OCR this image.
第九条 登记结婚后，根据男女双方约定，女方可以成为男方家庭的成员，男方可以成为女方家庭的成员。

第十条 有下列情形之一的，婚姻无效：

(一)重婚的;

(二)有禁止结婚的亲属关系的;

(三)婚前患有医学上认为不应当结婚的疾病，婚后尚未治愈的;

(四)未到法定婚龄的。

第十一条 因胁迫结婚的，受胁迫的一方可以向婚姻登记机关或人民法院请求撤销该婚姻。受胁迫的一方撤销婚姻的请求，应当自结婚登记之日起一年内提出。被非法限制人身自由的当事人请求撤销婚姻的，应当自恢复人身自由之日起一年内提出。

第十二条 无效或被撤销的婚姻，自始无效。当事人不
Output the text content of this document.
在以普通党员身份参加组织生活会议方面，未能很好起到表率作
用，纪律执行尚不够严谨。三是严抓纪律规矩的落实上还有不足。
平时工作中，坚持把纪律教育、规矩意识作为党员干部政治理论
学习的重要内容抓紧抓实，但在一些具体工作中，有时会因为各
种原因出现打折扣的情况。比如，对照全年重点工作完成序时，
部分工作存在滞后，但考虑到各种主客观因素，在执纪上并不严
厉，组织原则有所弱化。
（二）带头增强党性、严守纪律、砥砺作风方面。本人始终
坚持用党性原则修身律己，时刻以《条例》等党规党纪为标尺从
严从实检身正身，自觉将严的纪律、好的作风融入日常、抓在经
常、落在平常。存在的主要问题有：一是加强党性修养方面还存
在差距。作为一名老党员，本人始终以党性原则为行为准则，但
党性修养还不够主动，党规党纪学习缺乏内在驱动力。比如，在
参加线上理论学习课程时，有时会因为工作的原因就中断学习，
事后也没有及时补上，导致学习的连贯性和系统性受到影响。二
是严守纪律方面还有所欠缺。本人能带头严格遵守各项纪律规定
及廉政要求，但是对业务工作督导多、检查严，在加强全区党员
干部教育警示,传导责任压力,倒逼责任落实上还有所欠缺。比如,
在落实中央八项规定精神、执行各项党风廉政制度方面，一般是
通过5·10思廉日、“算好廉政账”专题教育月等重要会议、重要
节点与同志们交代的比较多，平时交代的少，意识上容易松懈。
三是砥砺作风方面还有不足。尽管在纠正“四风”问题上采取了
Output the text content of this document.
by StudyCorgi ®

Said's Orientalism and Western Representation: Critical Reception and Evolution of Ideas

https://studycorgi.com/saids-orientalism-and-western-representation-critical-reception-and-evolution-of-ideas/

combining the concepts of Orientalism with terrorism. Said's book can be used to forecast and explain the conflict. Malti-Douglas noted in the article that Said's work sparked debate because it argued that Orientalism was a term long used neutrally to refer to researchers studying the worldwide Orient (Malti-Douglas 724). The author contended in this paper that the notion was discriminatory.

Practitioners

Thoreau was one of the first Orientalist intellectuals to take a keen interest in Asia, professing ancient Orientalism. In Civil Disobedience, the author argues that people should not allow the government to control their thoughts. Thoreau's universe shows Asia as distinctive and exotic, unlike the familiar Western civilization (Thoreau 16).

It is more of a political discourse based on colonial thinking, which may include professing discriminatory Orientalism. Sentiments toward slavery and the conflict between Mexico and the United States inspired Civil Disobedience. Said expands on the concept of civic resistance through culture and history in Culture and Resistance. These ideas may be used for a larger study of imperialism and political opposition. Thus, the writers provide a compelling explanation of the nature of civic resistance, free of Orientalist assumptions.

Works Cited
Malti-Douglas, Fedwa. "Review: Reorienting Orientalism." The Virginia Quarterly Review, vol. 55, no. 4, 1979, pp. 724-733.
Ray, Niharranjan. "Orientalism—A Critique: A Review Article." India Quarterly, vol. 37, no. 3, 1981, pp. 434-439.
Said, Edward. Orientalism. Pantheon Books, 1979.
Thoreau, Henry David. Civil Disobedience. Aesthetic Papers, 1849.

### Your objective
Locate each line with the word "Thoreau" and copy it.

### Answer to this problem
Thoreau was one of the first Orientalist intellectuals to take a keen interest in Asia, professing ancient Orientalism. In Civil Disobedience, the author argues that people should not allow the government to control their thoughts. Thoreau's universe shows Asia as distinctive and exotic, unlike the familiar Western civilization (Thoreau 16).
Thoreau, Henry David. Civil Disobedience. Aesthetic Papers, 1849.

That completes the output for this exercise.